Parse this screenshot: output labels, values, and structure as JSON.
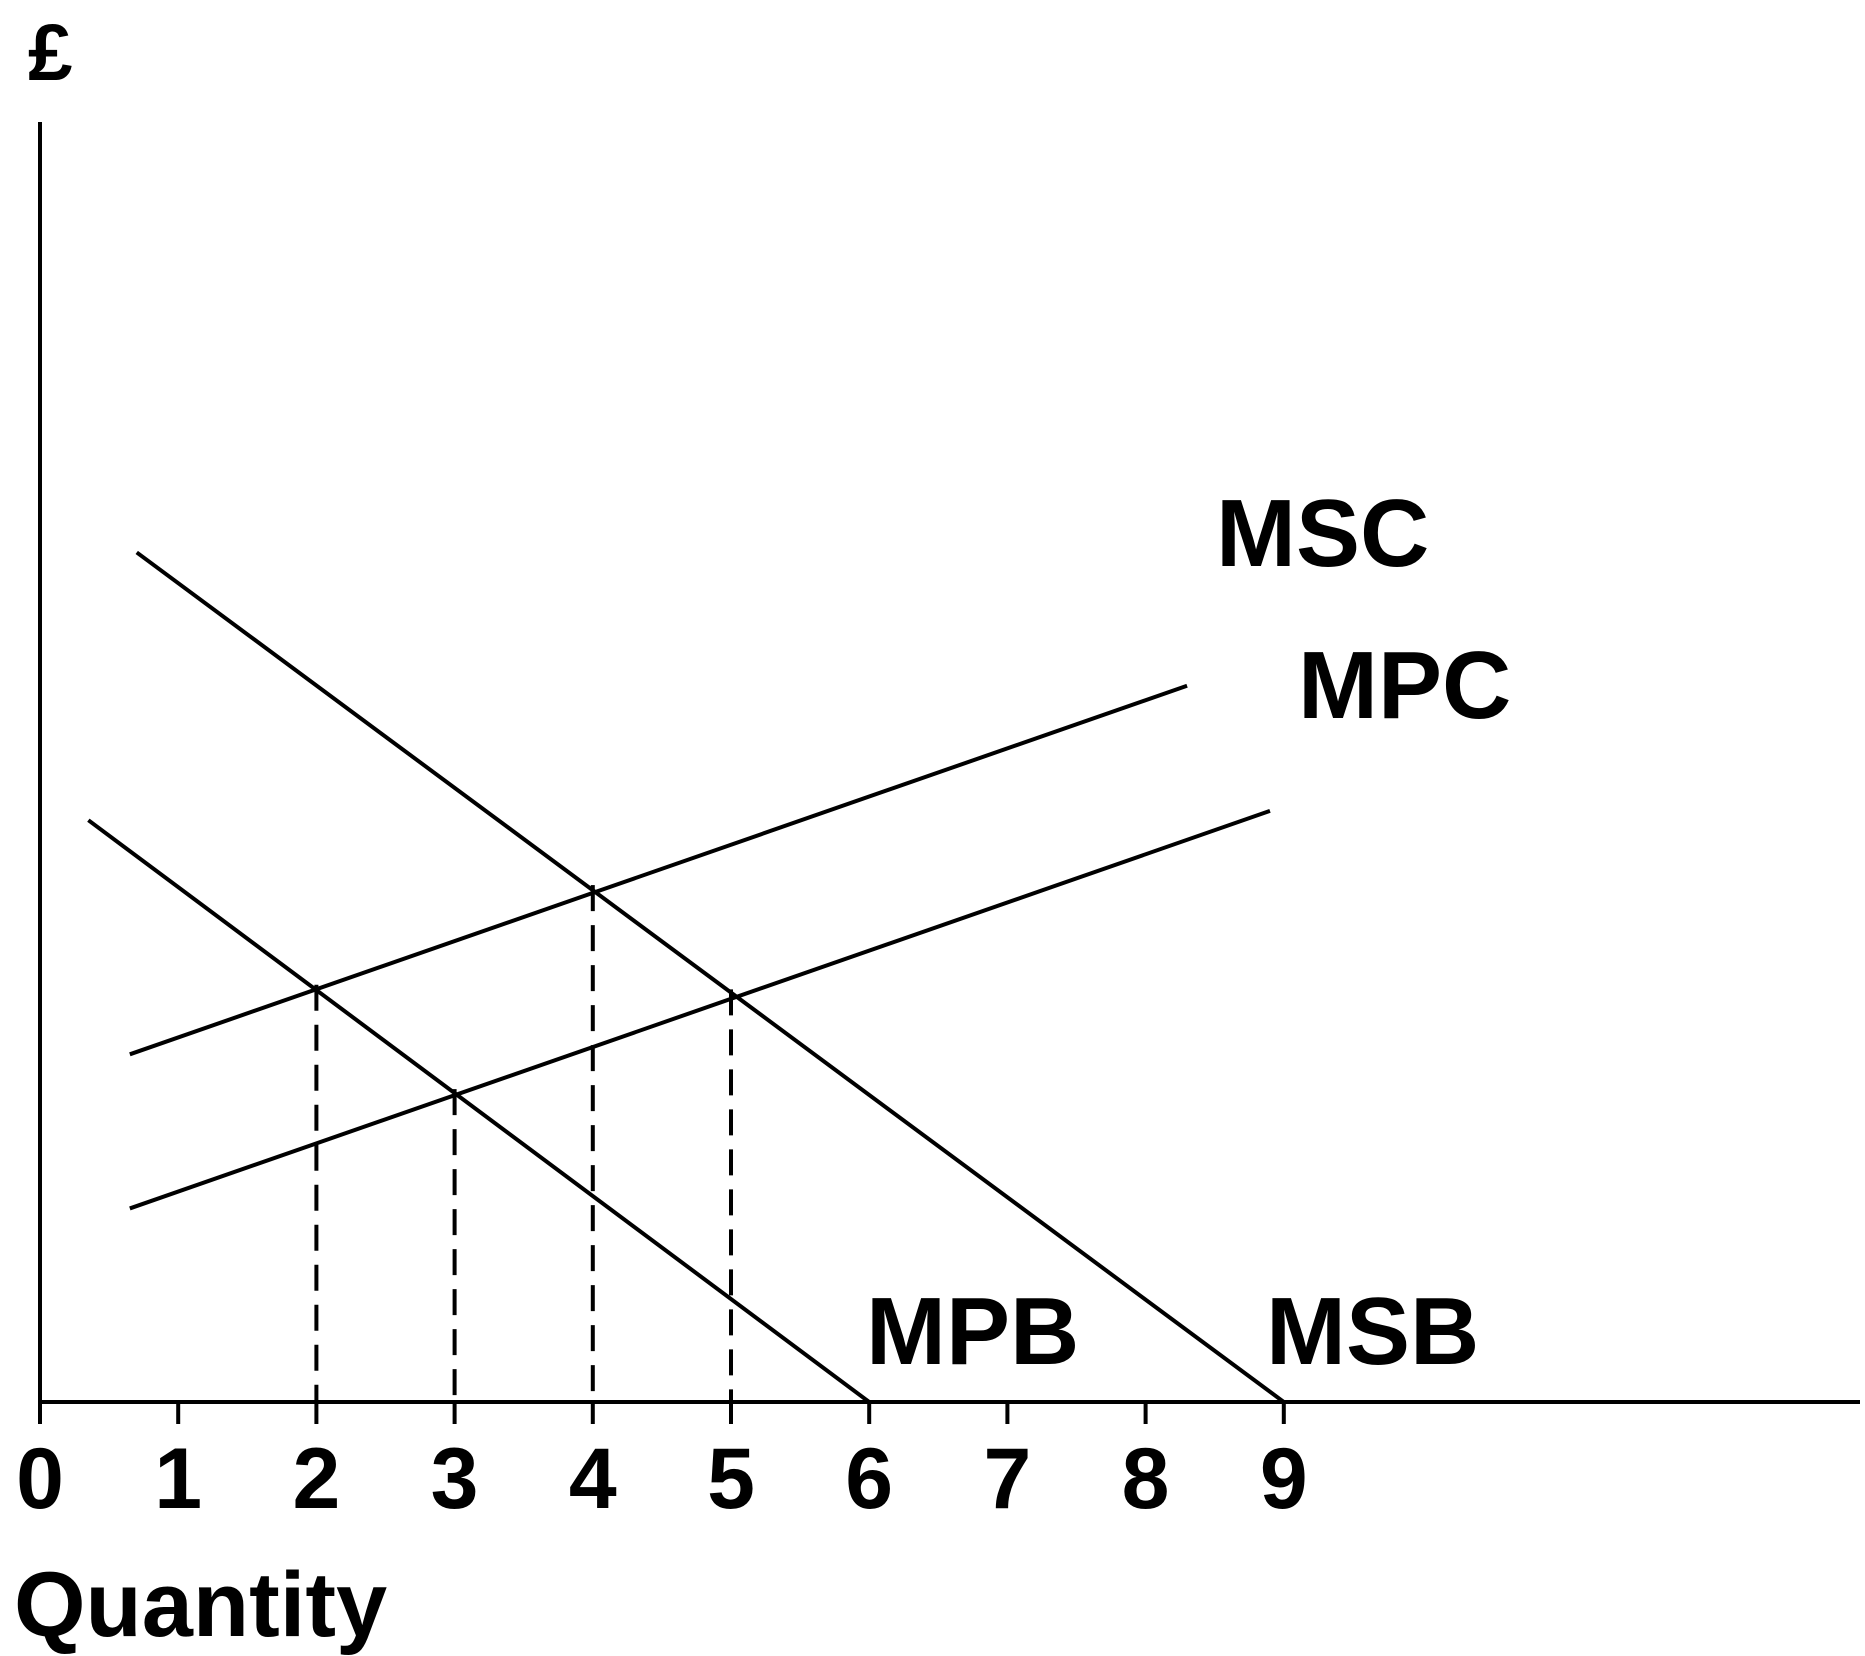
{
  "chart_data": {
    "type": "line",
    "y_axis_label": "£",
    "x_axis_label": "Quantity",
    "x_ticks": [
      "0",
      "1",
      "2",
      "3",
      "4",
      "5",
      "6",
      "7",
      "8",
      "9"
    ],
    "xlim": [
      0,
      13.2
    ],
    "ylim": [
      0,
      11.8
    ],
    "grid": false,
    "series": [
      {
        "name": "MSC",
        "points": [
          [
            0.65,
            3.0
          ],
          [
            8.3,
            6.18
          ]
        ]
      },
      {
        "name": "MPC",
        "points": [
          [
            0.65,
            1.67
          ],
          [
            8.9,
            5.1
          ]
        ]
      },
      {
        "name": "MPB",
        "points": [
          [
            0.35,
            5.02
          ],
          [
            6.0,
            0.0
          ]
        ]
      },
      {
        "name": "MSB",
        "points": [
          [
            0.7,
            7.33
          ],
          [
            9.0,
            0.0
          ]
        ]
      }
    ],
    "reference_lines": [
      {
        "x": 2,
        "y": 3.6
      },
      {
        "x": 3,
        "y": 2.7
      },
      {
        "x": 4,
        "y": 4.46
      },
      {
        "x": 5,
        "y": 3.56
      }
    ]
  }
}
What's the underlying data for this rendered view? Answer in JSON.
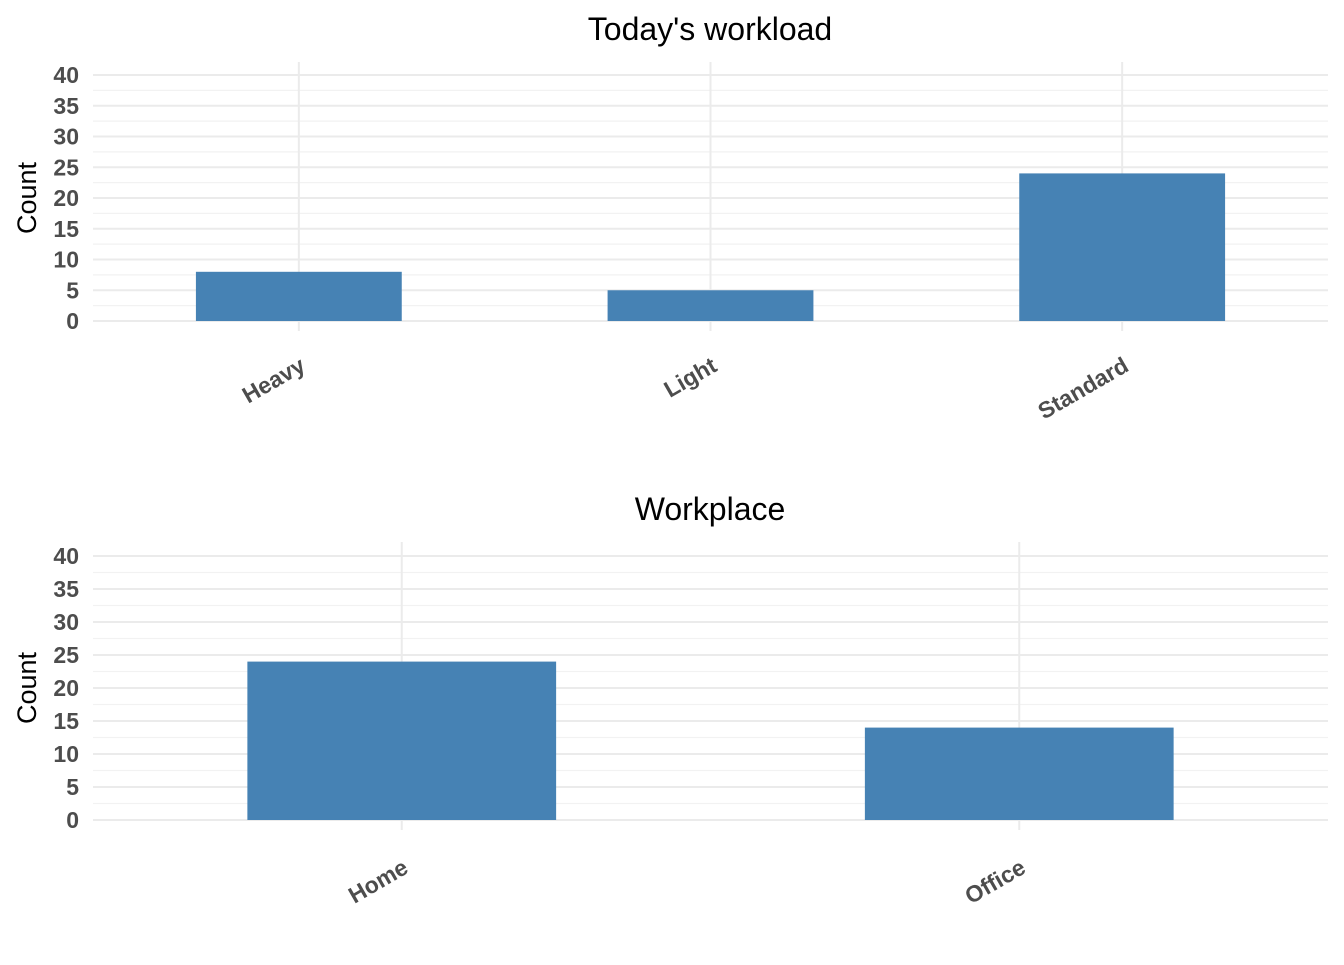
{
  "chart_data": [
    {
      "type": "bar",
      "title": "Today's workload",
      "xlabel": "",
      "ylabel": "Count",
      "categories": [
        "Heavy",
        "Light",
        "Standard"
      ],
      "values": [
        8,
        5,
        24
      ],
      "ylim": [
        0,
        40
      ],
      "yticks": [
        0,
        5,
        10,
        15,
        20,
        25,
        30,
        35,
        40
      ],
      "grid": true,
      "bar_color": "#4682b4"
    },
    {
      "type": "bar",
      "title": "Workplace",
      "xlabel": "",
      "ylabel": "Count",
      "categories": [
        "Home",
        "Office"
      ],
      "values": [
        24,
        14
      ],
      "ylim": [
        0,
        40
      ],
      "yticks": [
        0,
        5,
        10,
        15,
        20,
        25,
        30,
        35,
        40
      ],
      "grid": true,
      "bar_color": "#4682b4"
    }
  ]
}
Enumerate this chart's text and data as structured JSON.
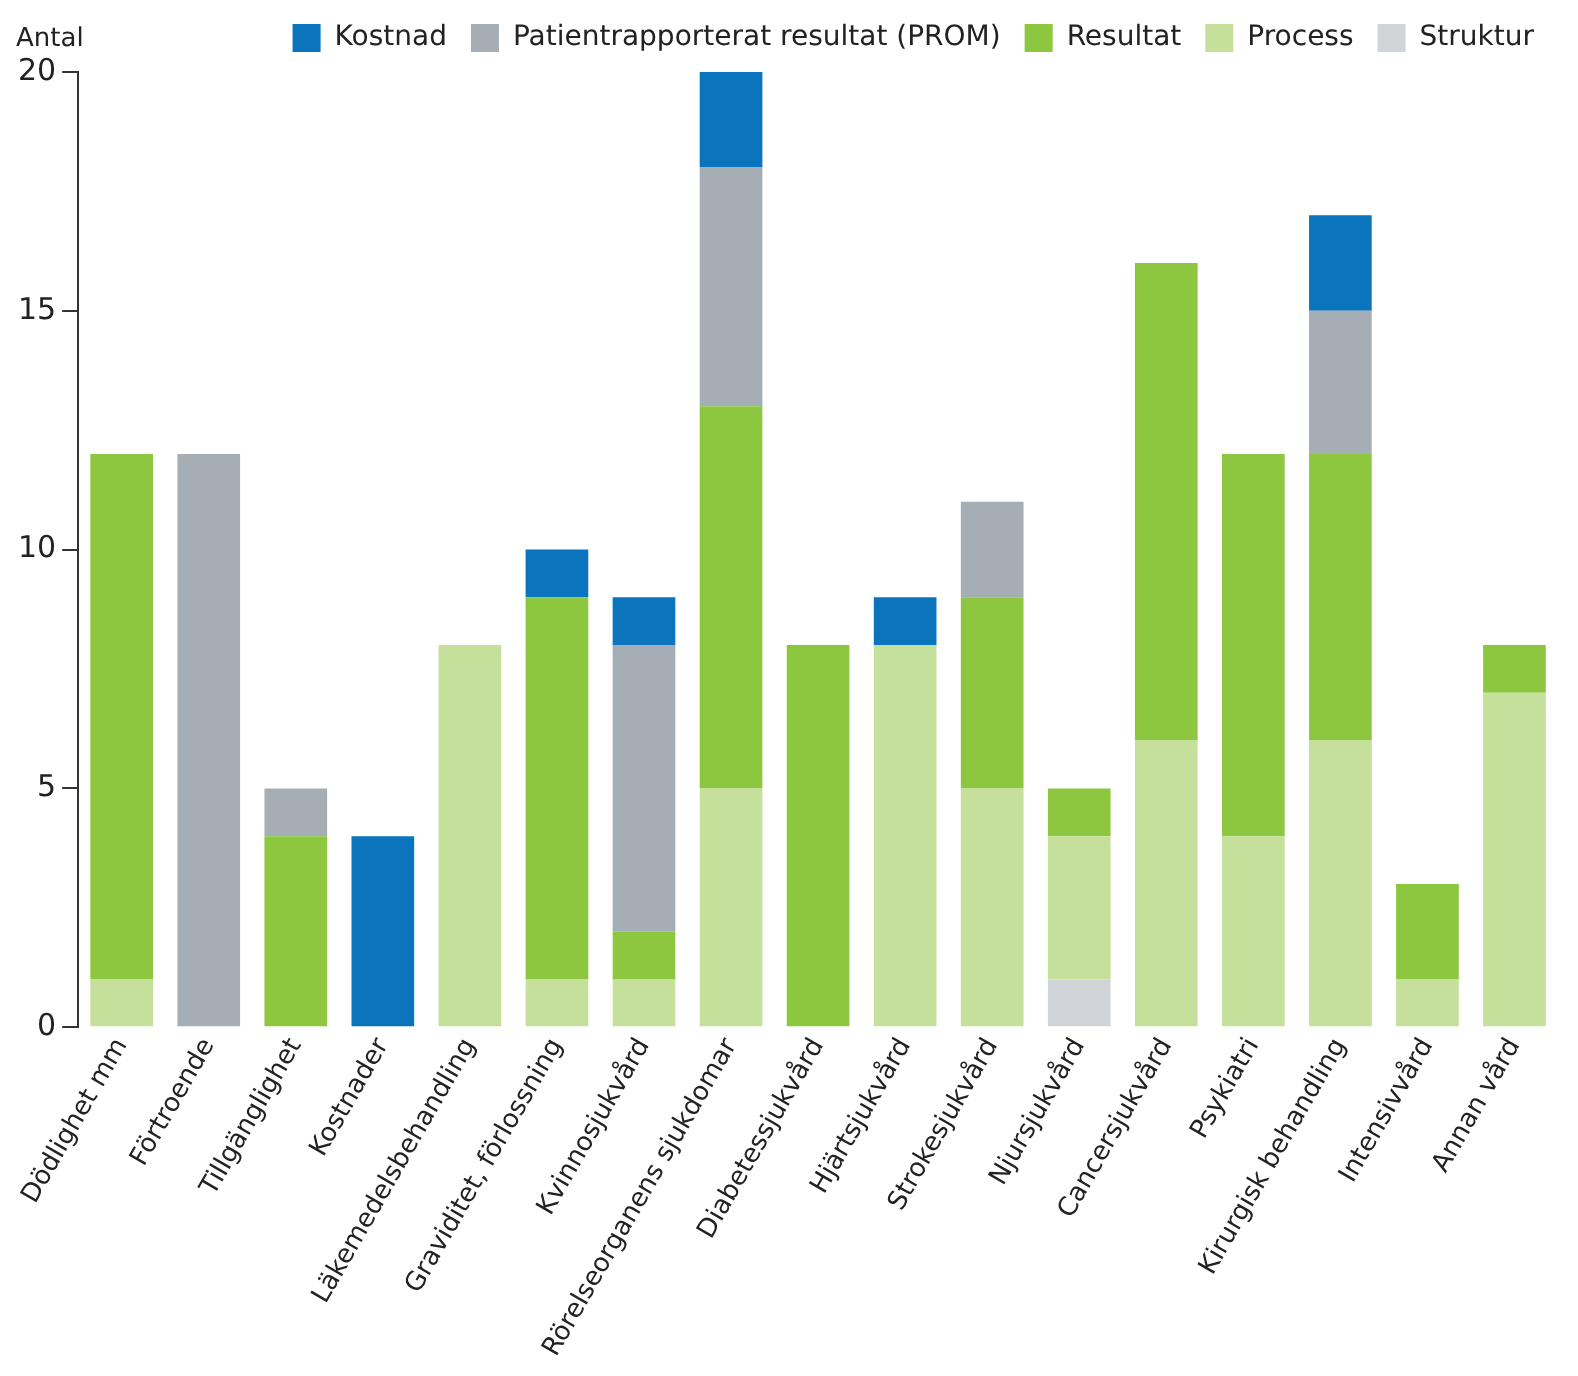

===============

What you should do
Quote the records in their entirety, keeping the wording exact and excluding pictures.

Exercise response
Parse this screenshot: output labels, values, and structure as JSON.
{
  "chart_data": {
    "type": "line",
    "y_axis_label": "£",
    "x_axis_label": "Quantity",
    "x_ticks": [
      "0",
      "1",
      "2",
      "3",
      "4",
      "5",
      "6",
      "7",
      "8",
      "9"
    ],
    "xlim": [
      0,
      13.2
    ],
    "ylim": [
      0,
      11.8
    ],
    "grid": false,
    "series": [
      {
        "name": "MSC",
        "points": [
          [
            0.65,
            3.0
          ],
          [
            8.3,
            6.18
          ]
        ]
      },
      {
        "name": "MPC",
        "points": [
          [
            0.65,
            1.67
          ],
          [
            8.9,
            5.1
          ]
        ]
      },
      {
        "name": "MPB",
        "points": [
          [
            0.35,
            5.02
          ],
          [
            6.0,
            0.0
          ]
        ]
      },
      {
        "name": "MSB",
        "points": [
          [
            0.7,
            7.33
          ],
          [
            9.0,
            0.0
          ]
        ]
      }
    ],
    "reference_lines": [
      {
        "x": 2,
        "y": 3.6
      },
      {
        "x": 3,
        "y": 2.7
      },
      {
        "x": 4,
        "y": 4.46
      },
      {
        "x": 5,
        "y": 3.56
      }
    ]
  }
}
What's the underlying data for this rendered view? Answer in JSON.
{
  "chart_data": [
    {
      "type": "bar",
      "title": "Today's workload",
      "xlabel": "",
      "ylabel": "Count",
      "categories": [
        "Heavy",
        "Light",
        "Standard"
      ],
      "values": [
        8,
        5,
        24
      ],
      "ylim": [
        0,
        40
      ],
      "yticks": [
        0,
        5,
        10,
        15,
        20,
        25,
        30,
        35,
        40
      ],
      "grid": true,
      "bar_color": "#4682b4"
    },
    {
      "type": "bar",
      "title": "Workplace",
      "xlabel": "",
      "ylabel": "Count",
      "categories": [
        "Home",
        "Office"
      ],
      "values": [
        24,
        14
      ],
      "ylim": [
        0,
        40
      ],
      "yticks": [
        0,
        5,
        10,
        15,
        20,
        25,
        30,
        35,
        40
      ],
      "grid": true,
      "bar_color": "#4682b4"
    }
  ]
}
Enumerate this chart's text and data as structured JSON.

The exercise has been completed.